■ EXERCISE INSTRUCTIONS
Each entry needs to be restated exactly as written.

■ PROVIDED DATA
>>

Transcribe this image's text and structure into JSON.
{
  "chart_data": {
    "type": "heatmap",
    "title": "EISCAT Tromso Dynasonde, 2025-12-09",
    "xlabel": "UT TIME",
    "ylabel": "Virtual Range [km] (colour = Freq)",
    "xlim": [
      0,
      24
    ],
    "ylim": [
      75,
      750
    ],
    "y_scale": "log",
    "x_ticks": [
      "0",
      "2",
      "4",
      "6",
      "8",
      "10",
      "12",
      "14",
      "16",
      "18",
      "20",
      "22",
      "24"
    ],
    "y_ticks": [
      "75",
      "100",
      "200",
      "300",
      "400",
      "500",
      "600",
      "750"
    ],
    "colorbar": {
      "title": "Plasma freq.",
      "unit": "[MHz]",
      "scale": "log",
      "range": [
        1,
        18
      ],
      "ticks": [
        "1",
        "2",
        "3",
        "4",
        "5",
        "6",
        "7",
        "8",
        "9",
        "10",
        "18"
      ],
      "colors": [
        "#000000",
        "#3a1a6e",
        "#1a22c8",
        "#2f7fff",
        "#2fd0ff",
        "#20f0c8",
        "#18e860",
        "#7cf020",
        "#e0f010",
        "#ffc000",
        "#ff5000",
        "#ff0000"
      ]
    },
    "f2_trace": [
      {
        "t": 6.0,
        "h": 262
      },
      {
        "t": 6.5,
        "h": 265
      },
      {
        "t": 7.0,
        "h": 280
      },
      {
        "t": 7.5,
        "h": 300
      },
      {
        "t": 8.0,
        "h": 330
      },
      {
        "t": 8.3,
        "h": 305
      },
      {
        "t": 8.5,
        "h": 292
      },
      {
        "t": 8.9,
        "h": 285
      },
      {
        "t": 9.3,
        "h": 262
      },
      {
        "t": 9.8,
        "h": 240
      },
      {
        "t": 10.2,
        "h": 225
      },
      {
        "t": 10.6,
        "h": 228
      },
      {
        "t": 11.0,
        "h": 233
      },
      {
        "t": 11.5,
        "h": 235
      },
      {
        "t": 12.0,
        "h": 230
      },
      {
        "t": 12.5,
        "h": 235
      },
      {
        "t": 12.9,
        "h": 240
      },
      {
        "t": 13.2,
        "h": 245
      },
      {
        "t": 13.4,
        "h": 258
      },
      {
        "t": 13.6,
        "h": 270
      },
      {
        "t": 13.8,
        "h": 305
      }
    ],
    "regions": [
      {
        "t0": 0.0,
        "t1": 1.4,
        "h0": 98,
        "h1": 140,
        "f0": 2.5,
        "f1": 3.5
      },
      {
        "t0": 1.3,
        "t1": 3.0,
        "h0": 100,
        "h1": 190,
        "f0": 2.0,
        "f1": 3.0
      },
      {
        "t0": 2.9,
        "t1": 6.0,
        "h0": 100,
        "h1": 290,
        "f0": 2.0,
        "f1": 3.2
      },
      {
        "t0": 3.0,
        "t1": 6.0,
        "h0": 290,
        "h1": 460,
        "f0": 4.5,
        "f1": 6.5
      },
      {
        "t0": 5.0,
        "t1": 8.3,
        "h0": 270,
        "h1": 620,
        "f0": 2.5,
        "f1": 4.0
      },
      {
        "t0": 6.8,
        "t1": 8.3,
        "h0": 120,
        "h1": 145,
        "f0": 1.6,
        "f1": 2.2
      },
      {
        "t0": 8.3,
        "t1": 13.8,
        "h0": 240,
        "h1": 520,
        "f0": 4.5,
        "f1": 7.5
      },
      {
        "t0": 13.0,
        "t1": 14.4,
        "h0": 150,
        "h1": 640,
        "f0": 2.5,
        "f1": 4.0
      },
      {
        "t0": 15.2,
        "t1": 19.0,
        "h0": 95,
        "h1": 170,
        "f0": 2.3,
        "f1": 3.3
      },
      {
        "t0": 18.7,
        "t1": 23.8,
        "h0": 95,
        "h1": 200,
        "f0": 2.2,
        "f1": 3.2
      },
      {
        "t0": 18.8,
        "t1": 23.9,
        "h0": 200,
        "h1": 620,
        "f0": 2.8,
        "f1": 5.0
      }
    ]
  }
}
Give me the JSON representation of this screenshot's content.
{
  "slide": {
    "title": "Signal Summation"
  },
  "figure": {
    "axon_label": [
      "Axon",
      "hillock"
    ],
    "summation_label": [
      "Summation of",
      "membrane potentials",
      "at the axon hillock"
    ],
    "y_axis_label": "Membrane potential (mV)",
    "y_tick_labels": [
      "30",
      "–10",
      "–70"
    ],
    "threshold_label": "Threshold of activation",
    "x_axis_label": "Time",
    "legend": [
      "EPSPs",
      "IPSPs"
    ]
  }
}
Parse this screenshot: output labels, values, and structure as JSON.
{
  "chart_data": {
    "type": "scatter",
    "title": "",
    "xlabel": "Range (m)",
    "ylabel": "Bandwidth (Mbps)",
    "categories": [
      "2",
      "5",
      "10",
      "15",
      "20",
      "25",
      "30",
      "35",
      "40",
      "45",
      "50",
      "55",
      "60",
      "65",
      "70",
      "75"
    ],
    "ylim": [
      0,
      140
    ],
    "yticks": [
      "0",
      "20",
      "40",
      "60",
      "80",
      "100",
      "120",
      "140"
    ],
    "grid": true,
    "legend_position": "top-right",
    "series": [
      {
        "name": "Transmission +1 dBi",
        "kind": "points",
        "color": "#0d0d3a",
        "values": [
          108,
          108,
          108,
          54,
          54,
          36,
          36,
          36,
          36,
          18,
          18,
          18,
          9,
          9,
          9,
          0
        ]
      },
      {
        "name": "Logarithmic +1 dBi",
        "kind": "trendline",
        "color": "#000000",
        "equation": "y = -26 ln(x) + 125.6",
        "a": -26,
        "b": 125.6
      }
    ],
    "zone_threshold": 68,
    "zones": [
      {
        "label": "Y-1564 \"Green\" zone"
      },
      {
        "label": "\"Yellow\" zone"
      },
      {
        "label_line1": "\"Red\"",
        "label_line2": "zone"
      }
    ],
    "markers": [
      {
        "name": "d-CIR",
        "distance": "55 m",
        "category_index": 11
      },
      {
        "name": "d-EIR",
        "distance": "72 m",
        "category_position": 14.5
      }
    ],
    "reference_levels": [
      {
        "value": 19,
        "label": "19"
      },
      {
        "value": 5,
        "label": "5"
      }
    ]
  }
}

<<

■ OUTPUT OF THE TASK
Transcribe this image's text and structure into JSON.
{
  "chart_data": {
    "type": "heatmap",
    "title": "EISCAT Tromso Dynasonde, 2025-12-09",
    "xlabel": "UT TIME",
    "ylabel": "Virtual Range [km] (colour = Freq)",
    "xlim": [
      0,
      24
    ],
    "ylim": [
      75,
      750
    ],
    "y_scale": "log",
    "x_ticks": [
      "0",
      "2",
      "4",
      "6",
      "8",
      "10",
      "12",
      "14",
      "16",
      "18",
      "20",
      "22",
      "24"
    ],
    "y_ticks": [
      "75",
      "100",
      "200",
      "300",
      "400",
      "500",
      "600",
      "750"
    ],
    "colorbar": {
      "title": "Plasma freq.",
      "unit": "[MHz]",
      "scale": "log",
      "range": [
        1,
        18
      ],
      "ticks": [
        "1",
        "2",
        "3",
        "4",
        "5",
        "6",
        "7",
        "8",
        "9",
        "10",
        "18"
      ],
      "colors": [
        "#000000",
        "#3a1a6e",
        "#1a22c8",
        "#2f7fff",
        "#2fd0ff",
        "#20f0c8",
        "#18e860",
        "#7cf020",
        "#e0f010",
        "#ffc000",
        "#ff5000",
        "#ff0000"
      ]
    },
    "f2_trace": [
      {
        "t": 6.0,
        "h": 262
      },
      {
        "t": 6.5,
        "h": 265
      },
      {
        "t": 7.0,
        "h": 280
      },
      {
        "t": 7.5,
        "h": 300
      },
      {
        "t": 8.0,
        "h": 330
      },
      {
        "t": 8.3,
        "h": 305
      },
      {
        "t": 8.5,
        "h": 292
      },
      {
        "t": 8.9,
        "h": 285
      },
      {
        "t": 9.3,
        "h": 262
      },
      {
        "t": 9.8,
        "h": 240
      },
      {
        "t": 10.2,
        "h": 225
      },
      {
        "t": 10.6,
        "h": 228
      },
      {
        "t": 11.0,
        "h": 233
      },
      {
        "t": 11.5,
        "h": 235
      },
      {
        "t": 12.0,
        "h": 230
      },
      {
        "t": 12.5,
        "h": 235
      },
      {
        "t": 12.9,
        "h": 240
      },
      {
        "t": 13.2,
        "h": 245
      },
      {
        "t": 13.4,
        "h": 258
      },
      {
        "t": 13.6,
        "h": 270
      },
      {
        "t": 13.8,
        "h": 305
      }
    ],
    "regions": [
      {
        "t0": 0.0,
        "t1": 1.4,
        "h0": 98,
        "h1": 140,
        "f0": 2.5,
        "f1": 3.5
      },
      {
        "t0": 1.3,
        "t1": 3.0,
        "h0": 100,
        "h1": 190,
        "f0": 2.0,
        "f1": 3.0
      },
      {
        "t0": 2.9,
        "t1": 6.0,
        "h0": 100,
        "h1": 290,
        "f0": 2.0,
        "f1": 3.2
      },
      {
        "t0": 3.0,
        "t1": 6.0,
        "h0": 290,
        "h1": 460,
        "f0": 4.5,
        "f1": 6.5
      },
      {
        "t0": 5.0,
        "t1": 8.3,
        "h0": 270,
        "h1": 620,
        "f0": 2.5,
        "f1": 4.0
      },
      {
        "t0": 6.8,
        "t1": 8.3,
        "h0": 120,
        "h1": 145,
        "f0": 1.6,
        "f1": 2.2
      },
      {
        "t0": 8.3,
        "t1": 13.8,
        "h0": 240,
        "h1": 520,
        "f0": 4.5,
        "f1": 7.5
      },
      {
        "t0": 13.0,
        "t1": 14.4,
        "h0": 150,
        "h1": 640,
        "f0": 2.5,
        "f1": 4.0
      },
      {
        "t0": 15.2,
        "t1": 19.0,
        "h0": 95,
        "h1": 170,
        "f0": 2.3,
        "f1": 3.3
      },
      {
        "t0": 18.7,
        "t1": 23.8,
        "h0": 95,
        "h1": 200,
        "f0": 2.2,
        "f1": 3.2
      },
      {
        "t0": 18.8,
        "t1": 23.9,
        "h0": 200,
        "h1": 620,
        "f0": 2.8,
        "f1": 5.0
      }
    ]
  }
}
Give me the JSON representation of this screenshot's content.
{
  "slide": {
    "title": "Signal Summation"
  },
  "figure": {
    "axon_label": [
      "Axon",
      "hillock"
    ],
    "summation_label": [
      "Summation of",
      "membrane potentials",
      "at the axon hillock"
    ],
    "y_axis_label": "Membrane potential (mV)",
    "y_tick_labels": [
      "30",
      "–10",
      "–70"
    ],
    "threshold_label": "Threshold of activation",
    "x_axis_label": "Time",
    "legend": [
      "EPSPs",
      "IPSPs"
    ]
  }
}
Parse this screenshot: output labels, values, and structure as JSON.
{
  "chart_data": {
    "type": "scatter",
    "title": "",
    "xlabel": "Range (m)",
    "ylabel": "Bandwidth (Mbps)",
    "categories": [
      "2",
      "5",
      "10",
      "15",
      "20",
      "25",
      "30",
      "35",
      "40",
      "45",
      "50",
      "55",
      "60",
      "65",
      "70",
      "75"
    ],
    "ylim": [
      0,
      140
    ],
    "yticks": [
      "0",
      "20",
      "40",
      "60",
      "80",
      "100",
      "120",
      "140"
    ],
    "grid": true,
    "legend_position": "top-right",
    "series": [
      {
        "name": "Transmission +1 dBi",
        "kind": "points",
        "color": "#0d0d3a",
        "values": [
          108,
          108,
          108,
          54,
          54,
          36,
          36,
          36,
          36,
          18,
          18,
          18,
          9,
          9,
          9,
          0
        ]
      },
      {
        "name": "Logarithmic +1 dBi",
        "kind": "trendline",
        "color": "#000000",
        "equation": "y = -26 ln(x) + 125.6",
        "a": -26,
        "b": 125.6
      }
    ],
    "zone_threshold": 68,
    "zones": [
      {
        "label": "Y-1564 \"Green\" zone"
      },
      {
        "label": "\"Yellow\" zone"
      },
      {
        "label_line1": "\"Red\"",
        "label_line2": "zone"
      }
    ],
    "markers": [
      {
        "name": "d-CIR",
        "distance": "55 m",
        "category_index": 11
      },
      {
        "name": "d-EIR",
        "distance": "72 m",
        "category_position": 14.5
      }
    ],
    "reference_levels": [
      {
        "value": 19,
        "label": "19"
      },
      {
        "value": 5,
        "label": "5"
      }
    ]
  }
}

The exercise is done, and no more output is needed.